Goal of the exercise
Transcribe verbatim every line from the line containing "Read this page and output its text content." to the end of the entries, including both endpoints. Output nothing beyond those lines.

Exercise material
[START]
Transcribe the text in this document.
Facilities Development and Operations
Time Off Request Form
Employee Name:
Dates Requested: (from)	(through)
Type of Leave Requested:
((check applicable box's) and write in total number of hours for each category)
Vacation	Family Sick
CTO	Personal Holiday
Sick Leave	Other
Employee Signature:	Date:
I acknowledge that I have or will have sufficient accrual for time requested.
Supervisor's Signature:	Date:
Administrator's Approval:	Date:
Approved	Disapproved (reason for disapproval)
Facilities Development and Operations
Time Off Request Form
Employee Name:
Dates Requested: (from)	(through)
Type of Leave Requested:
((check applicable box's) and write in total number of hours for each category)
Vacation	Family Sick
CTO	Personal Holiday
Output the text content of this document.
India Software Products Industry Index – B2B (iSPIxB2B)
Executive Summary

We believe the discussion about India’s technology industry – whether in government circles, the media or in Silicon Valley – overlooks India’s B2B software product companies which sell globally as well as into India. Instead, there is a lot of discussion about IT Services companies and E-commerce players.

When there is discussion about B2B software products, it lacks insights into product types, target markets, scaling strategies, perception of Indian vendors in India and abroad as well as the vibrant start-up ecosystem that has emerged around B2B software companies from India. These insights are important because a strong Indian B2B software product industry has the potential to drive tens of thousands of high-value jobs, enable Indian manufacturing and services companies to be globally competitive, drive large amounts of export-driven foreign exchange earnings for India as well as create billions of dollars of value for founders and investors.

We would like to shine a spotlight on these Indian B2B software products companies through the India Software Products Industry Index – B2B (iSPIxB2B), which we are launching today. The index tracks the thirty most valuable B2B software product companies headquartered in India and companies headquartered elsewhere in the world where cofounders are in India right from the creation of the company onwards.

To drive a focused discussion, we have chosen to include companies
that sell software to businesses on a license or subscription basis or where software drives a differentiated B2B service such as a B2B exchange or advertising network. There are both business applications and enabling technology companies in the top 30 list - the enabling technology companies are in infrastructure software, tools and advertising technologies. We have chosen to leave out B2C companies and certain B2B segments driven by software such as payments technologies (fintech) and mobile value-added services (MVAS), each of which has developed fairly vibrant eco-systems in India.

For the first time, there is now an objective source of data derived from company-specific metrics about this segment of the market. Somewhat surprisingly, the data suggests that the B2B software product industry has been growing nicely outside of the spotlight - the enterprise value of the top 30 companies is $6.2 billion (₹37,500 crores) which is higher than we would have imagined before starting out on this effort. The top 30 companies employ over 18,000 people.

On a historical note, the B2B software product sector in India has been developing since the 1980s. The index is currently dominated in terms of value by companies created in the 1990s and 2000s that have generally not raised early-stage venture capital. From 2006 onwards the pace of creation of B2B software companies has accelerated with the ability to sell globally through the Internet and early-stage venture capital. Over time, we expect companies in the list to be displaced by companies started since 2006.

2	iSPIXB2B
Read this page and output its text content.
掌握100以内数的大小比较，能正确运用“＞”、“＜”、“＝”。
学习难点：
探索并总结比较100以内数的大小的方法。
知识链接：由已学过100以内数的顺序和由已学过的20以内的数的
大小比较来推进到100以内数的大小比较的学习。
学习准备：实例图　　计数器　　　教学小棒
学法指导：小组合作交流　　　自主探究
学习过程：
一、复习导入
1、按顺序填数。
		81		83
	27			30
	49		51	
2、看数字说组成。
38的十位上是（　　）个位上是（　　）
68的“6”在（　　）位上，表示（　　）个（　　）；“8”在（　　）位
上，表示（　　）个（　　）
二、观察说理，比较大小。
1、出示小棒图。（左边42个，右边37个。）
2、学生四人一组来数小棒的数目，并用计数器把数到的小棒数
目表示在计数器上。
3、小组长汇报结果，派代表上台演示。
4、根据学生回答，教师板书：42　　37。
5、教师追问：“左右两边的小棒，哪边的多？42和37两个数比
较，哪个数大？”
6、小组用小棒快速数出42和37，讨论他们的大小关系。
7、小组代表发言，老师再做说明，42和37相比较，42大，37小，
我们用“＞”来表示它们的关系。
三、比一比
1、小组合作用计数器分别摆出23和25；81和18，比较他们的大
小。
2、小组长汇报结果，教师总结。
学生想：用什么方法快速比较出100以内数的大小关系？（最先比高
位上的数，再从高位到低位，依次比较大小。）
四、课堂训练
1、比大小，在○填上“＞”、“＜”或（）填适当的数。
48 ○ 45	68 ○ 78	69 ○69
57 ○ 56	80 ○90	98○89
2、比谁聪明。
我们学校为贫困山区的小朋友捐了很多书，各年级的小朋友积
[END]
Task result
Read this page and output its text content.
掌握100以内数的大小比较，能正确运用“＞”、“＜”、“＝”。
学习难点：
探索并总结比较100以内数的大小的方法。
知识链接：由已学过100以内数的顺序和由已学过的20以内的数的
大小比较来推进到100以内数的大小比较的学习。
学习准备：实例图　　计数器　　　教学小棒
学法指导：小组合作交流　　　自主探究
学习过程：
一、复习导入
1、按顺序填数。
		81		83
	27			30
	49		51	
2、看数字说组成。
38的十位上是（　　）个位上是（　　）
68的“6”在（　　）位上，表示（　　）个（　　）；“8”在（　　）位
上，表示（　　）个（　　）
二、观察说理，比较大小。
1、出示小棒图。（左边42个，右边37个。）
2、学生四人一组来数小棒的数目，并用计数器把数到的小棒数
目表示在计数器上。
3、小组长汇报结果，派代表上台演示。
4、根据学生回答，教师板书：42　　37。
5、教师追问：“左右两边的小棒，哪边的多？42和37两个数比
较，哪个数大？”
6、小组用小棒快速数出42和37，讨论他们的大小关系。
7、小组代表发言，老师再做说明，42和37相比较，42大，37小，
我们用“＞”来表示它们的关系。
三、比一比
1、小组合作用计数器分别摆出23和25；81和18，比较他们的大
小。
2、小组长汇报结果，教师总结。
学生想：用什么方法快速比较出100以内数的大小关系？（最先比高
位上的数，再从高位到低位，依次比较大小。）
四、课堂训练
1、比大小，在○填上“＞”、“＜”或（）填适当的数。
48 ○ 45	68 ○ 78	69 ○69
57 ○ 56	80 ○90	98○89
2、比谁聪明。
我们学校为贫困山区的小朋友捐了很多书，各年级的小朋友积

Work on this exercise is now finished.